[Collected data entries]
━━━━━━━━━━━━━━━━━━━━
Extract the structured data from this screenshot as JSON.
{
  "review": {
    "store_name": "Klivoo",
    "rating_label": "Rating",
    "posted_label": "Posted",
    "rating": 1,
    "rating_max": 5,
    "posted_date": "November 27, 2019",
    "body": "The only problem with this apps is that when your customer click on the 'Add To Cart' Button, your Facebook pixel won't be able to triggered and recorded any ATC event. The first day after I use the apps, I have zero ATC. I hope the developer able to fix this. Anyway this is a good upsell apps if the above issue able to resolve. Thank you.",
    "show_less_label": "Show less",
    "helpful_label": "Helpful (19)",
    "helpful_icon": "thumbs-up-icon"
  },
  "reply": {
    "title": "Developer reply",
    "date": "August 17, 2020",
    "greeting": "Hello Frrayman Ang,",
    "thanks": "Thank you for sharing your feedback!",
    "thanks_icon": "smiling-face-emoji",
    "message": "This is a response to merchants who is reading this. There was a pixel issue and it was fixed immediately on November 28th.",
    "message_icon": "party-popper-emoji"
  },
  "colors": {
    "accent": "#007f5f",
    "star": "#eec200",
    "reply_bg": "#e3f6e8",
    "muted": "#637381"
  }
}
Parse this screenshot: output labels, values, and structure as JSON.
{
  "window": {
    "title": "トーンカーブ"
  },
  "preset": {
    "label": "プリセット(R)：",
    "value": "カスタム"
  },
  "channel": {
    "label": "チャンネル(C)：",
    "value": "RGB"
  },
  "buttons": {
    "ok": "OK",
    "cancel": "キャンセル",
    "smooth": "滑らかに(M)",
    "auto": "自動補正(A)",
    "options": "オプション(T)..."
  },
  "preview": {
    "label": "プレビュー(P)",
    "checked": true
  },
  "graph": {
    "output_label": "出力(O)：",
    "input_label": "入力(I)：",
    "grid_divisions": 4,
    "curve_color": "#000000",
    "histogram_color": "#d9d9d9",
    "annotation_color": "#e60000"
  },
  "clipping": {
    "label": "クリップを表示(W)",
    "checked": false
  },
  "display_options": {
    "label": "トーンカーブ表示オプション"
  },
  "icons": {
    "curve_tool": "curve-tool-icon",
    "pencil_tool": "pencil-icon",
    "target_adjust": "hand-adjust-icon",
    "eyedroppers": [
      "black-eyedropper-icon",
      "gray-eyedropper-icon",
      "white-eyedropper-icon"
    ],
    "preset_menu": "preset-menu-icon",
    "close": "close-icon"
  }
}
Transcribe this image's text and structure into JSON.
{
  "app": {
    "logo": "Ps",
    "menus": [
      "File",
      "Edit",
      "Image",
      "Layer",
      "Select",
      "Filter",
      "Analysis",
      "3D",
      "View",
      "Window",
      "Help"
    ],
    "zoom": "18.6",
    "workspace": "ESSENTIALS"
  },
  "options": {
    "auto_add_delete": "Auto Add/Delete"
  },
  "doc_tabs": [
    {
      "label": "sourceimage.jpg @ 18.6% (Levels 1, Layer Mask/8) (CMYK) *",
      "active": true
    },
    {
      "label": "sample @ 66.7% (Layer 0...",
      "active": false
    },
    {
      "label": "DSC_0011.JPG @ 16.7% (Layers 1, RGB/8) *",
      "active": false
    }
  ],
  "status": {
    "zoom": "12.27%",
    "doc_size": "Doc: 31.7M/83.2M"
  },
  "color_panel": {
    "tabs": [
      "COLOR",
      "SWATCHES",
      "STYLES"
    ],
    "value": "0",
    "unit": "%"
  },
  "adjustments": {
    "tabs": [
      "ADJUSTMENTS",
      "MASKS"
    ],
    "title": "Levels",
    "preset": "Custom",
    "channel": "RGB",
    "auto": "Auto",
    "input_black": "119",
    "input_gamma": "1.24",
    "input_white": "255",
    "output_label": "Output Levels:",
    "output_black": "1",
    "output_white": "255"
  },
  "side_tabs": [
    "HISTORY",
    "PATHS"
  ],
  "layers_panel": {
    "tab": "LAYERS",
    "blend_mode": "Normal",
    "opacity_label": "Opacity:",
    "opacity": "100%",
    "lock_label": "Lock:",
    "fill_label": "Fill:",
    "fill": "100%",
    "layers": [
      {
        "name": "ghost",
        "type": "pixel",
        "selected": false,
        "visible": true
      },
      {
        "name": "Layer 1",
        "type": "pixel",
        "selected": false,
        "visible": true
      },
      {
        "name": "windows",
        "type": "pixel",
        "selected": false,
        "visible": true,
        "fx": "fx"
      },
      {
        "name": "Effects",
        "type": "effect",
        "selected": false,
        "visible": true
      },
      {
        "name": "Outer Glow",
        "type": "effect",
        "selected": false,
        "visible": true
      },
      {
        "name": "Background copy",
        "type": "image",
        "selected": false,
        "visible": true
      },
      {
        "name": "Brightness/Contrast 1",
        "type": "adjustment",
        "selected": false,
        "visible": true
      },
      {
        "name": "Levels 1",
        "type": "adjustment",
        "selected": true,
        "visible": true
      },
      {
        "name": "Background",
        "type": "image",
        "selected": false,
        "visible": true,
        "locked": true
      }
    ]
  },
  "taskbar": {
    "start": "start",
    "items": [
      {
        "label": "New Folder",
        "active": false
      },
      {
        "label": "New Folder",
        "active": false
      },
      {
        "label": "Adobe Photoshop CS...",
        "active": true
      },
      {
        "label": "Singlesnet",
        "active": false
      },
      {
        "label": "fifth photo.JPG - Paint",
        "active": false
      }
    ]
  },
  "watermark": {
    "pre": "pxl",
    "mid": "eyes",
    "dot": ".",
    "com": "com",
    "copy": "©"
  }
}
━━━━━━━━━━━━━━━━━━━━
**What you have to do**: Using the entries above, tally how many lines have the word "title" in them; write the number and nothing more.

**Task output**: 3